- PROBLEM TO SOLVE
Extract every line of the material that holds the string "Royal".

[Begin SUPPLIED RECORDS]

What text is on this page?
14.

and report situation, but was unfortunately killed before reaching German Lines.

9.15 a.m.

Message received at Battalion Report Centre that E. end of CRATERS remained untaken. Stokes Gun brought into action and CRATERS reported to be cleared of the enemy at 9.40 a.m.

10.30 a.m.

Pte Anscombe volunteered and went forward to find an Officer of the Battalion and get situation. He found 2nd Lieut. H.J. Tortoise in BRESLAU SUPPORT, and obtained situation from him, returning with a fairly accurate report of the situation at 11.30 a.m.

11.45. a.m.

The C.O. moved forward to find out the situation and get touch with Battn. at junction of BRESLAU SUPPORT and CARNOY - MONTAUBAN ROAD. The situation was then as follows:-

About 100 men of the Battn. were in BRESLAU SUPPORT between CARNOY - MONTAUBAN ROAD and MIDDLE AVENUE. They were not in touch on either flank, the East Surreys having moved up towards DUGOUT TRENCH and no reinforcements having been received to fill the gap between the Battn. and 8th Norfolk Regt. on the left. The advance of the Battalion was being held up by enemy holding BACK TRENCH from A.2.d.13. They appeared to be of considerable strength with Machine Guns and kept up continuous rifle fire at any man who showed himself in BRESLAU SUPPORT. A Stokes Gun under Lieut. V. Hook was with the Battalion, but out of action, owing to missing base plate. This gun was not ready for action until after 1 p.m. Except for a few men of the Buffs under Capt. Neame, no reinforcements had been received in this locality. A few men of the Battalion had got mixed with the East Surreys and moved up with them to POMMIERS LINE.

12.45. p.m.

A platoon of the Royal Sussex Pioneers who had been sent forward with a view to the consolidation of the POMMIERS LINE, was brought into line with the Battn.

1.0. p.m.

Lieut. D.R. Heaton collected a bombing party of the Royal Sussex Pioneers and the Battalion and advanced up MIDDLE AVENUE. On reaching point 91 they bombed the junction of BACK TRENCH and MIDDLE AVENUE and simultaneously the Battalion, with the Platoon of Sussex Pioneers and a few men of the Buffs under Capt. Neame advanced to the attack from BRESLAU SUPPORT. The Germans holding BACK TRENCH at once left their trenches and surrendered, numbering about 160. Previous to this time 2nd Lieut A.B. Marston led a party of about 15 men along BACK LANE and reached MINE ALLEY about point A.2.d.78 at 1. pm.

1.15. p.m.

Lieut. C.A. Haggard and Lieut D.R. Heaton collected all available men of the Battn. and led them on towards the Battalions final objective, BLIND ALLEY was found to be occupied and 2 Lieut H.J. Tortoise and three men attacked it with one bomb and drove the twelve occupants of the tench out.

[End SUPPLIED RECORDS]

- ANSWER TO THIS EXERCISE
A platoon of the Royal Sussex Pioneers who had been sent forward with a view to the consolidation of the POMMIERS LINE, was brought into line with the Battn.
Lieut. D.R. Heaton collected a bombing party of the Royal Sussex Pioneers and the Battalion and advanced up MIDDLE AVENUE. On reaching point 91 they bombed the junction of BACK TRENCH and MIDDLE AVENUE and simultaneously the Battalion, with the Platoon of Sussex Pioneers and a few men of the Buffs under Capt. Neame advanced to the attack from BRESLAU SUPPORT. The Germans holding BACK TRENCH at once left their trenches and surrendered, numbering about 160. Previous to this time 2nd Lieut A.B. Marston led a party of about 15 men along BACK LANE and reached MINE ALLEY about point A.2.d.78 at 1. pm.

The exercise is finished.